§ **Exercise directions**
Write out the whole listing again, exactly.

§ **Data lines**

□ □ □ □

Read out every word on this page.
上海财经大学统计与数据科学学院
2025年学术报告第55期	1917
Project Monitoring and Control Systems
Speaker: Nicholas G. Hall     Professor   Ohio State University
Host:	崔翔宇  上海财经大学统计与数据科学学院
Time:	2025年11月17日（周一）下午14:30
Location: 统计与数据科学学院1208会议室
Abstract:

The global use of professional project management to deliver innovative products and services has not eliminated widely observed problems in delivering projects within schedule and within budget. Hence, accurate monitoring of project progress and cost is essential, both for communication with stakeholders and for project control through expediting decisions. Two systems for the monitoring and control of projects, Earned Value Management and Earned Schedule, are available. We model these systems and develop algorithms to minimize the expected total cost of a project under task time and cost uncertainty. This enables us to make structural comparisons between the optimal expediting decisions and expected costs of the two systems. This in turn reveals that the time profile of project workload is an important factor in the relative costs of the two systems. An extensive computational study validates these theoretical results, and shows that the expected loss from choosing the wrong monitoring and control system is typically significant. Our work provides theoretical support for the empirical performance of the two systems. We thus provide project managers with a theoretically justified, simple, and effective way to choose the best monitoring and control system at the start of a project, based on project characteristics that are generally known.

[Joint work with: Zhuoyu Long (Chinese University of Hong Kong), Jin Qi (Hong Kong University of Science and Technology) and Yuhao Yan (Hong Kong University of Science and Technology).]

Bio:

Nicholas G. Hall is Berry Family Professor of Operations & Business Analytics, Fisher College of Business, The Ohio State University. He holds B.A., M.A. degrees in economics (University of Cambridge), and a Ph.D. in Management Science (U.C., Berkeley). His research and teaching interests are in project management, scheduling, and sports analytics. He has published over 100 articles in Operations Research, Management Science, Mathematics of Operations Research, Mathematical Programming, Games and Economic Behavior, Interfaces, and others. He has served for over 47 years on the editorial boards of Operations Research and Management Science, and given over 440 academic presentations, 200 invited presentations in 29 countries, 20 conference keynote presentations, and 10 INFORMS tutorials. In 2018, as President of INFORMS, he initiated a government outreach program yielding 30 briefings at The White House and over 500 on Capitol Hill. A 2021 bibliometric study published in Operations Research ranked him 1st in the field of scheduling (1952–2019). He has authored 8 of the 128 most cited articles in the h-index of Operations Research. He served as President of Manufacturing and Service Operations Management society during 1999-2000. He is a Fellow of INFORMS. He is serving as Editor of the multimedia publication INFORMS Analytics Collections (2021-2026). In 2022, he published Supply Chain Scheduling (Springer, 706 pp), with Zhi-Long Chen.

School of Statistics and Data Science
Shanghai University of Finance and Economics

□ □ □ □

§ **Exercise solution**
Read out every word on this page.
上海财经大学统计与数据科学学院
2025年学术报告第55期	1917
Project Monitoring and Control Systems
Speaker: Nicholas G. Hall     Professor   Ohio State University
Host:	崔翔宇  上海财经大学统计与数据科学学院
Time:	2025年11月17日（周一）下午14:30
Location: 统计与数据科学学院1208会议室
Abstract:

The global use of professional project management to deliver innovative products and services has not eliminated widely observed problems in delivering projects within schedule and within budget. Hence, accurate monitoring of project progress and cost is essential, both for communication with stakeholders and for project control through expediting decisions. Two systems for the monitoring and control of projects, Earned Value Management and Earned Schedule, are available. We model these systems and develop algorithms to minimize the expected total cost of a project under task time and cost uncertainty. This enables us to make structural comparisons between the optimal expediting decisions and expected costs of the two systems. This in turn reveals that the time profile of project workload is an important factor in the relative costs of the two systems. An extensive computational study validates these theoretical results, and shows that the expected loss from choosing the wrong monitoring and control system is typically significant. Our work provides theoretical support for the empirical performance of the two systems. We thus provide project managers with a theoretically justified, simple, and effective way to choose the best monitoring and control system at the start of a project, based on project characteristics that are generally known.

[Joint work with: Zhuoyu Long (Chinese University of Hong Kong), Jin Qi (Hong Kong University of Science and Technology) and Yuhao Yan (Hong Kong University of Science and Technology).]

Bio:

Nicholas G. Hall is Berry Family Professor of Operations & Business Analytics, Fisher College of Business, The Ohio State University. He holds B.A., M.A. degrees in economics (University of Cambridge), and a Ph.D. in Management Science (U.C., Berkeley). His research and teaching interests are in project management, scheduling, and sports analytics. He has published over 100 articles in Operations Research, Management Science, Mathematics of Operations Research, Mathematical Programming, Games and Economic Behavior, Interfaces, and others. He has served for over 47 years on the editorial boards of Operations Research and Management Science, and given over 440 academic presentations, 200 invited presentations in 29 countries, 20 conference keynote presentations, and 10 INFORMS tutorials. In 2018, as President of INFORMS, he initiated a government outreach program yielding 30 briefings at The White House and over 500 on Capitol Hill. A 2021 bibliometric study published in Operations Research ranked him 1st in the field of scheduling (1952–2019). He has authored 8 of the 128 most cited articles in the h-index of Operations Research. He served as President of Manufacturing and Service Operations Management society during 1999-2000. He is a Fellow of INFORMS. He is serving as Editor of the multimedia publication INFORMS Analytics Collections (2021-2026). In 2022, he published Supply Chain Scheduling (Springer, 706 pp), with Zhi-Long Chen.

School of Statistics and Data Science
Shanghai University of Finance and Economics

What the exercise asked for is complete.